Records that describe figures
--- begin ---

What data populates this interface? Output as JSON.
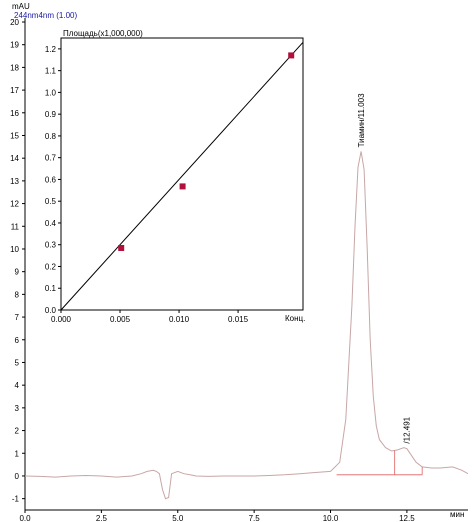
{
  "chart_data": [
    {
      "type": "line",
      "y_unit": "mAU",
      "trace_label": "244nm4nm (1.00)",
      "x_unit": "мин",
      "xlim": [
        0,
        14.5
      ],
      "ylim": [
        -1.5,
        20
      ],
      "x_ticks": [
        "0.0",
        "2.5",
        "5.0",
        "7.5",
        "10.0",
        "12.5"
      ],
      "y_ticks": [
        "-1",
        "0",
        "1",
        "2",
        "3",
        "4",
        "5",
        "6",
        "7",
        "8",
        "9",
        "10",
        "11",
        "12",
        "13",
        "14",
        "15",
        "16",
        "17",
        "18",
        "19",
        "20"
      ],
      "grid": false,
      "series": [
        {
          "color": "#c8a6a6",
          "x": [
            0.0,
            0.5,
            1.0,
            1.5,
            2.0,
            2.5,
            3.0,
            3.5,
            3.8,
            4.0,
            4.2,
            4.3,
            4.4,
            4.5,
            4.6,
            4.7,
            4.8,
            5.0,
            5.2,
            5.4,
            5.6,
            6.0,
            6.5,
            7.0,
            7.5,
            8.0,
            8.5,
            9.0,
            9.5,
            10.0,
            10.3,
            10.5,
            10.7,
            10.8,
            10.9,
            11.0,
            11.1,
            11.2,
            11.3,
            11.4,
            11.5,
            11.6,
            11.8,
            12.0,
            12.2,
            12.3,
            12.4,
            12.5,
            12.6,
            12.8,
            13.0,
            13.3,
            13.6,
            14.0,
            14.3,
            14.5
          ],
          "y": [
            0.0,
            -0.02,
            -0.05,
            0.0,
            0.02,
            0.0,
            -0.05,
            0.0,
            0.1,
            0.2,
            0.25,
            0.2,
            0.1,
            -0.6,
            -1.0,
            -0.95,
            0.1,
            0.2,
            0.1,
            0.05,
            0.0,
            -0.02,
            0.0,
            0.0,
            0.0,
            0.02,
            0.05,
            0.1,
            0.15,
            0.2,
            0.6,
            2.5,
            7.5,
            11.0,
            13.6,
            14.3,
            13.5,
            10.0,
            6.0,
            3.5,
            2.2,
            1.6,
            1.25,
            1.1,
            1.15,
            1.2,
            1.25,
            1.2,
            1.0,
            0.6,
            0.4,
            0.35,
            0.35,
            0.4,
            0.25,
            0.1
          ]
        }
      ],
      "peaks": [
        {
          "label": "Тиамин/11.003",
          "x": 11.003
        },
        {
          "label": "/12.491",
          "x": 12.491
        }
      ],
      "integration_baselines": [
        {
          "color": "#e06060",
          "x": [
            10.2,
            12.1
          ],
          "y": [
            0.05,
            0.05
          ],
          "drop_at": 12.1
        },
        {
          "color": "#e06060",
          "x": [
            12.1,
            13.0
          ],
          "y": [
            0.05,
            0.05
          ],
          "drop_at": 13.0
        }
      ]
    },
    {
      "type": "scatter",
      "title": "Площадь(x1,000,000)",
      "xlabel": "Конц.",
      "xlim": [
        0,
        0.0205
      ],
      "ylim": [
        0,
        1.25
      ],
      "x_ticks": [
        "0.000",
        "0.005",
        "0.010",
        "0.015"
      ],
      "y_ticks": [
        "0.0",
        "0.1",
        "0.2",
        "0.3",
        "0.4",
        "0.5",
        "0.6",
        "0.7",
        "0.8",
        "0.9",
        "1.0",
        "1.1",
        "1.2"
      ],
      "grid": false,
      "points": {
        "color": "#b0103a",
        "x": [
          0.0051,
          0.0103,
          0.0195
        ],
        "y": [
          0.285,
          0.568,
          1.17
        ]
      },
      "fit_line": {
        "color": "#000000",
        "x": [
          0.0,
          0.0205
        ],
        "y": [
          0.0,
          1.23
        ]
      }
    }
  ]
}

--- end ---
--- begin ---

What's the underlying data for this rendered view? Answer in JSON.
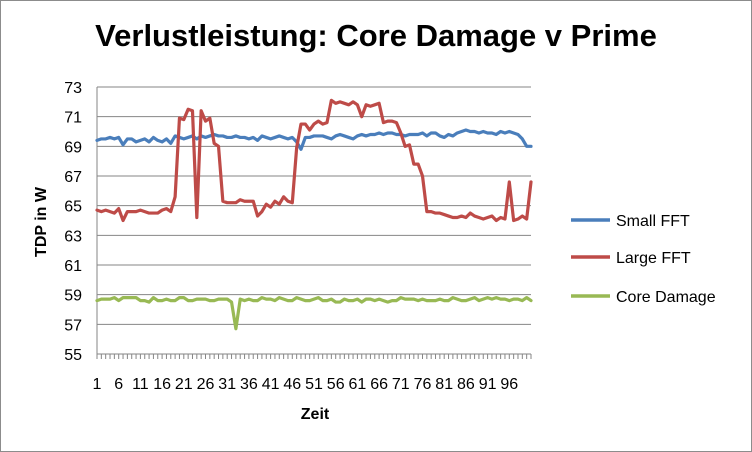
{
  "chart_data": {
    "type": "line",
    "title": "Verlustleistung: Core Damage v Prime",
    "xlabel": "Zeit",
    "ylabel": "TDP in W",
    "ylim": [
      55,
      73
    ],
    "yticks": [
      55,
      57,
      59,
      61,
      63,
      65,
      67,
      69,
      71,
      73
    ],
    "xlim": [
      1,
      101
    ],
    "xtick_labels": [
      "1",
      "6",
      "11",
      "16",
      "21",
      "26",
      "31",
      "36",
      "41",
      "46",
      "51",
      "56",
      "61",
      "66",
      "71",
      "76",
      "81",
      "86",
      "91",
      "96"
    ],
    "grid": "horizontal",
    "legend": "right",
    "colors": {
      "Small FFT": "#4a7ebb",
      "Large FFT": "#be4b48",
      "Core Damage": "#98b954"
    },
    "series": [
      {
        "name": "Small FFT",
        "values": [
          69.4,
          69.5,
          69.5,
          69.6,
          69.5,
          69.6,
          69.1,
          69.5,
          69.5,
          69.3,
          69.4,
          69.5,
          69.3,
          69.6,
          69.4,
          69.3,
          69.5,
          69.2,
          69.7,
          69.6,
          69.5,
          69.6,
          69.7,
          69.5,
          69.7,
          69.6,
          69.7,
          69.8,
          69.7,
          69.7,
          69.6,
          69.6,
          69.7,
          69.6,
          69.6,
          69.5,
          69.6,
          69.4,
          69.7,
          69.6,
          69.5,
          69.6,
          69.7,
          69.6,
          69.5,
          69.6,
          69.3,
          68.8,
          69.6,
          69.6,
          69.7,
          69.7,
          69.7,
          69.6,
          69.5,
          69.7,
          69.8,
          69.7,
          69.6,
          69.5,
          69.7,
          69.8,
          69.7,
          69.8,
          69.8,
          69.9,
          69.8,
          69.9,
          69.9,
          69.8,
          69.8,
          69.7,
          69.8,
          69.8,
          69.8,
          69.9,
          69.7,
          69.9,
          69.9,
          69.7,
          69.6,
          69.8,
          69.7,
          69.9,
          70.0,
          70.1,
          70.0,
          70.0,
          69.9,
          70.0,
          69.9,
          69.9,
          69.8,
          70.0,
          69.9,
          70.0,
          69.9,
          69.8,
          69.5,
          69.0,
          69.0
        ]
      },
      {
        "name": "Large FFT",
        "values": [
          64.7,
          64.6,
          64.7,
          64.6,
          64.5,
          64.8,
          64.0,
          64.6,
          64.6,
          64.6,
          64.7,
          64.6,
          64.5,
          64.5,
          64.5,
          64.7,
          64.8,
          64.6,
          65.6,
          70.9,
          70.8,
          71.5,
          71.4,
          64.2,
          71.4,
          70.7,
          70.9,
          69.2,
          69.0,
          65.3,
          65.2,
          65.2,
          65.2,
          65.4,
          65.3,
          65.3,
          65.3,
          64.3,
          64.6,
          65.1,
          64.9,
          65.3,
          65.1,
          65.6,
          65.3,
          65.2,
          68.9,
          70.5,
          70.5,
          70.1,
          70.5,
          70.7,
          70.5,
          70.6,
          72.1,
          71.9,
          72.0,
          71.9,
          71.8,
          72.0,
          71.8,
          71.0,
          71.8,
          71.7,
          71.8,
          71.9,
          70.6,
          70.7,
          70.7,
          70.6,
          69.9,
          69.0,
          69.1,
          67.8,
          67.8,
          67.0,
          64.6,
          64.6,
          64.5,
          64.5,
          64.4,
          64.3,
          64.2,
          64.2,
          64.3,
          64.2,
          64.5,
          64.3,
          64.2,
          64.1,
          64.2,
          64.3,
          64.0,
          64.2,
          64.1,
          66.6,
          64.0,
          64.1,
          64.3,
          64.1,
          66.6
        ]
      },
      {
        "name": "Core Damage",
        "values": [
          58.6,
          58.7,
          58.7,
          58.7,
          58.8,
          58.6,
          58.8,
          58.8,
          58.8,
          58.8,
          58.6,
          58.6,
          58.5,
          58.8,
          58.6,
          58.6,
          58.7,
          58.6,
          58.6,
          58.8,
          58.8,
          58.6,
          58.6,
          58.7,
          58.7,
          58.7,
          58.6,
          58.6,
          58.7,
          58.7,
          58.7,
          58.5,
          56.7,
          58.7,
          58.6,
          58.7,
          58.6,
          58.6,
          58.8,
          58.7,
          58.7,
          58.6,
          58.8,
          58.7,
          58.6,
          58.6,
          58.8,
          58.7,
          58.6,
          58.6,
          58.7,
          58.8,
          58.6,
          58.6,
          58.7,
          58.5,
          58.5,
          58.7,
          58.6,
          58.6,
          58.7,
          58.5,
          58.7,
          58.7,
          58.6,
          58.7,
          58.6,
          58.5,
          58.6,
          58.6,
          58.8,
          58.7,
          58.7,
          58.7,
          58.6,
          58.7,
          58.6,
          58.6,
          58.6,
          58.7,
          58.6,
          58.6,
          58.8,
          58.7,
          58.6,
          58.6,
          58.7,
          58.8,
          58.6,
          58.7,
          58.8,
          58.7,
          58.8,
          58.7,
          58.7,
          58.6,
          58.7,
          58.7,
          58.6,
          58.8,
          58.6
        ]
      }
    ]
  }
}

--- end ---

* [EXERCISE]:
Take each line of the material that contains the word "name" and list it.

* [SOLUTION TO THIS TASK]:
        "name": "Small FFT",
        "name": "Large FFT",
        "name": "Core Damage",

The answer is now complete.